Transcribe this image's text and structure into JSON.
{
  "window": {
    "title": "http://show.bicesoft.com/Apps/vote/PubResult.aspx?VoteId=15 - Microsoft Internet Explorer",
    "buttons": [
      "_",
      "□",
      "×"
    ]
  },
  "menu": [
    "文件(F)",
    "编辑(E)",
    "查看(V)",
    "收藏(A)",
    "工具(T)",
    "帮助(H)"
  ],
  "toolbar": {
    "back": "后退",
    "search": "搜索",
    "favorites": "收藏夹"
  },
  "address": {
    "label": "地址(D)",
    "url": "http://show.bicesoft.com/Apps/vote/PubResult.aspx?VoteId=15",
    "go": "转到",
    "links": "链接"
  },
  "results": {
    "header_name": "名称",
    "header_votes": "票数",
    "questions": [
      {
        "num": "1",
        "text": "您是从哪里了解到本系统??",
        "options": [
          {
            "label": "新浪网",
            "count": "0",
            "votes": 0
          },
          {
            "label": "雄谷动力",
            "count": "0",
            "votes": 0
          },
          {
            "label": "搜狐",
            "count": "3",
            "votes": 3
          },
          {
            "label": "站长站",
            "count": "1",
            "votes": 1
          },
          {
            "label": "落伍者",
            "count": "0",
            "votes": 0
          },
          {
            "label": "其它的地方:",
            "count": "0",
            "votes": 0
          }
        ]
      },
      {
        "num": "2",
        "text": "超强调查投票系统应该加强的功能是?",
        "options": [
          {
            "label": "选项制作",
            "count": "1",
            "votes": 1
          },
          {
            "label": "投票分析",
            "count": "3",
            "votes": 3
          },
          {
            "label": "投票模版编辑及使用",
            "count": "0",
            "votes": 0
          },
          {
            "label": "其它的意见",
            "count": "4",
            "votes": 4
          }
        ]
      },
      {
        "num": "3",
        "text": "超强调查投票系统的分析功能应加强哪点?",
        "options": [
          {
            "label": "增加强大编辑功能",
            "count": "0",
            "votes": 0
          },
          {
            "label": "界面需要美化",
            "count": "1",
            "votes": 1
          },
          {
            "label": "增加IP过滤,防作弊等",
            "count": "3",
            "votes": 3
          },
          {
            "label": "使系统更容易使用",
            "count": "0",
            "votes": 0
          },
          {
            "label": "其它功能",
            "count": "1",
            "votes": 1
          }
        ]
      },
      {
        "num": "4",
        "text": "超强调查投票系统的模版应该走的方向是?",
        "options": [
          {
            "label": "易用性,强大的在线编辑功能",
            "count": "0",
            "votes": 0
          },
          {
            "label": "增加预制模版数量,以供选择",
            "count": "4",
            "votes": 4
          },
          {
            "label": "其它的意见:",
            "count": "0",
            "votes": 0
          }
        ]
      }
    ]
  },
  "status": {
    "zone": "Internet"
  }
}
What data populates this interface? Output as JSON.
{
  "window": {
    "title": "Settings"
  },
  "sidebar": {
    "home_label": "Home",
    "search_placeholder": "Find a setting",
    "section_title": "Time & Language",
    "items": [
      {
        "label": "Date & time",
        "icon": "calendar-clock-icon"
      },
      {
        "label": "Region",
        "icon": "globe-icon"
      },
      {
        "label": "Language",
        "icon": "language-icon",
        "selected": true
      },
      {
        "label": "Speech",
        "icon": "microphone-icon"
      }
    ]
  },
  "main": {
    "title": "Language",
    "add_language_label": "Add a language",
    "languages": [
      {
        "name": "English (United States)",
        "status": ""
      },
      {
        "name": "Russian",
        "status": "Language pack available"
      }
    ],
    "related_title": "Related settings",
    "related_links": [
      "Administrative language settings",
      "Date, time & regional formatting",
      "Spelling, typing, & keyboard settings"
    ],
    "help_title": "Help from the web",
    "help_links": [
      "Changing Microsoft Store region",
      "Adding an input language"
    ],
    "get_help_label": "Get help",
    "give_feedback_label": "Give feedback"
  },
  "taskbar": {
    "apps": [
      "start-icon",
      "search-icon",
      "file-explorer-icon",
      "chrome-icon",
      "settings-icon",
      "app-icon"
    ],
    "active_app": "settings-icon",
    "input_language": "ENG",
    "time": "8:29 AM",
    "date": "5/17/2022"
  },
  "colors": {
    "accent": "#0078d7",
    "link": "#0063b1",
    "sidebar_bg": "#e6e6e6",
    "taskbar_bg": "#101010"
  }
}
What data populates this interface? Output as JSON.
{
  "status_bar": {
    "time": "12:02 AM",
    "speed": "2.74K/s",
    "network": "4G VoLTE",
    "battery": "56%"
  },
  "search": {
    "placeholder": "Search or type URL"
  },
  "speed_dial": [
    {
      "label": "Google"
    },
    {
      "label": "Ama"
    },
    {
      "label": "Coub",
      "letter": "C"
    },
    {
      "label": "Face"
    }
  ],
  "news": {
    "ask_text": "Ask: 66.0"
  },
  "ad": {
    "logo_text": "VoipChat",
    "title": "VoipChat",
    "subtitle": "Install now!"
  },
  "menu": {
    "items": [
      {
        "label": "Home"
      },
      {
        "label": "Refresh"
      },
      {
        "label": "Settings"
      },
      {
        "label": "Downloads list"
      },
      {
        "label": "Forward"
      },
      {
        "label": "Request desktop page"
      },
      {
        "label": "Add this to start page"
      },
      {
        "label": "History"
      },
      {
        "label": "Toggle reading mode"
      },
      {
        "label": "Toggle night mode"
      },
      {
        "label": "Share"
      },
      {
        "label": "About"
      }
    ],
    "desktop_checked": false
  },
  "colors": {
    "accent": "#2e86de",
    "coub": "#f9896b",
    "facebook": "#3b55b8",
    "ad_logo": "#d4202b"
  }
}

> Problem:
Write out every entry again exactly, please, with nothing missing.

> Task answer:
Transcribe this image's text and structure into JSON.
{
  "window": {
    "title": "http://show.bicesoft.com/Apps/vote/PubResult.aspx?VoteId=15 - Microsoft Internet Explorer",
    "buttons": [
      "_",
      "□",
      "×"
    ]
  },
  "menu": [
    "文件(F)",
    "编辑(E)",
    "查看(V)",
    "收藏(A)",
    "工具(T)",
    "帮助(H)"
  ],
  "toolbar": {
    "back": "后退",
    "search": "搜索",
    "favorites": "收藏夹"
  },
  "address": {
    "label": "地址(D)",
    "url": "http://show.bicesoft.com/Apps/vote/PubResult.aspx?VoteId=15",
    "go": "转到",
    "links": "链接"
  },
  "results": {
    "header_name": "名称",
    "header_votes": "票数",
    "questions": [
      {
        "num": "1",
        "text": "您是从哪里了解到本系统??",
        "options": [
          {
            "label": "新浪网",
            "count": "0",
            "votes": 0
          },
          {
            "label": "雄谷动力",
            "count": "0",
            "votes": 0
          },
          {
            "label": "搜狐",
            "count": "3",
            "votes": 3
          },
          {
            "label": "站长站",
            "count": "1",
            "votes": 1
          },
          {
            "label": "落伍者",
            "count": "0",
            "votes": 0
          },
          {
            "label": "其它的地方:",
            "count": "0",
            "votes": 0
          }
        ]
      },
      {
        "num": "2",
        "text": "超强调查投票系统应该加强的功能是?",
        "options": [
          {
            "label": "选项制作",
            "count": "1",
            "votes": 1
          },
          {
            "label": "投票分析",
            "count": "3",
            "votes": 3
          },
          {
            "label": "投票模版编辑及使用",
            "count": "0",
            "votes": 0
          },
          {
            "label": "其它的意见",
            "count": "4",
            "votes": 4
          }
        ]
      },
      {
        "num": "3",
        "text": "超强调查投票系统的分析功能应加强哪点?",
        "options": [
          {
            "label": "增加强大编辑功能",
            "count": "0",
            "votes": 0
          },
          {
            "label": "界面需要美化",
            "count": "1",
            "votes": 1
          },
          {
            "label": "增加IP过滤,防作弊等",
            "count": "3",
            "votes": 3
          },
          {
            "label": "使系统更容易使用",
            "count": "0",
            "votes": 0
          },
          {
            "label": "其它功能",
            "count": "1",
            "votes": 1
          }
        ]
      },
      {
        "num": "4",
        "text": "超强调查投票系统的模版应该走的方向是?",
        "options": [
          {
            "label": "易用性,强大的在线编辑功能",
            "count": "0",
            "votes": 0
          },
          {
            "label": "增加预制模版数量,以供选择",
            "count": "4",
            "votes": 4
          },
          {
            "label": "其它的意见:",
            "count": "0",
            "votes": 0
          }
        ]
      }
    ]
  },
  "status": {
    "zone": "Internet"
  }
}
What data populates this interface? Output as JSON.
{
  "window": {
    "title": "Settings"
  },
  "sidebar": {
    "home_label": "Home",
    "search_placeholder": "Find a setting",
    "section_title": "Time & Language",
    "items": [
      {
        "label": "Date & time",
        "icon": "calendar-clock-icon"
      },
      {
        "label": "Region",
        "icon": "globe-icon"
      },
      {
        "label": "Language",
        "icon": "language-icon",
        "selected": true
      },
      {
        "label": "Speech",
        "icon": "microphone-icon"
      }
    ]
  },
  "main": {
    "title": "Language",
    "add_language_label": "Add a language",
    "languages": [
      {
        "name": "English (United States)",
        "status": ""
      },
      {
        "name": "Russian",
        "status": "Language pack available"
      }
    ],
    "related_title": "Related settings",
    "related_links": [
      "Administrative language settings",
      "Date, time & regional formatting",
      "Spelling, typing, & keyboard settings"
    ],
    "help_title": "Help from the web",
    "help_links": [
      "Changing Microsoft Store region",
      "Adding an input language"
    ],
    "get_help_label": "Get help",
    "give_feedback_label": "Give feedback"
  },
  "taskbar": {
    "apps": [
      "start-icon",
      "search-icon",
      "file-explorer-icon",
      "chrome-icon",
      "settings-icon",
      "app-icon"
    ],
    "active_app": "settings-icon",
    "input_language": "ENG",
    "time": "8:29 AM",
    "date": "5/17/2022"
  },
  "colors": {
    "accent": "#0078d7",
    "link": "#0063b1",
    "sidebar_bg": "#e6e6e6",
    "taskbar_bg": "#101010"
  }
}
What data populates this interface? Output as JSON.
{
  "status_bar": {
    "time": "12:02 AM",
    "speed": "2.74K/s",
    "network": "4G VoLTE",
    "battery": "56%"
  },
  "search": {
    "placeholder": "Search or type URL"
  },
  "speed_dial": [
    {
      "label": "Google"
    },
    {
      "label": "Ama"
    },
    {
      "label": "Coub",
      "letter": "C"
    },
    {
      "label": "Face"
    }
  ],
  "news": {
    "ask_text": "Ask: 66.0"
  },
  "ad": {
    "logo_text": "VoipChat",
    "title": "VoipChat",
    "subtitle": "Install now!"
  },
  "menu": {
    "items": [
      {
        "label": "Home"
      },
      {
        "label": "Refresh"
      },
      {
        "label": "Settings"
      },
      {
        "label": "Downloads list"
      },
      {
        "label": "Forward"
      },
      {
        "label": "Request desktop page"
      },
      {
        "label": "Add this to start page"
      },
      {
        "label": "History"
      },
      {
        "label": "Toggle reading mode"
      },
      {
        "label": "Toggle night mode"
      },
      {
        "label": "Share"
      },
      {
        "label": "About"
      }
    ],
    "desktop_checked": false
  },
  "colors": {
    "accent": "#2e86de",
    "coub": "#f9896b",
    "facebook": "#3b55b8",
    "ad_logo": "#d4202b"
  }
}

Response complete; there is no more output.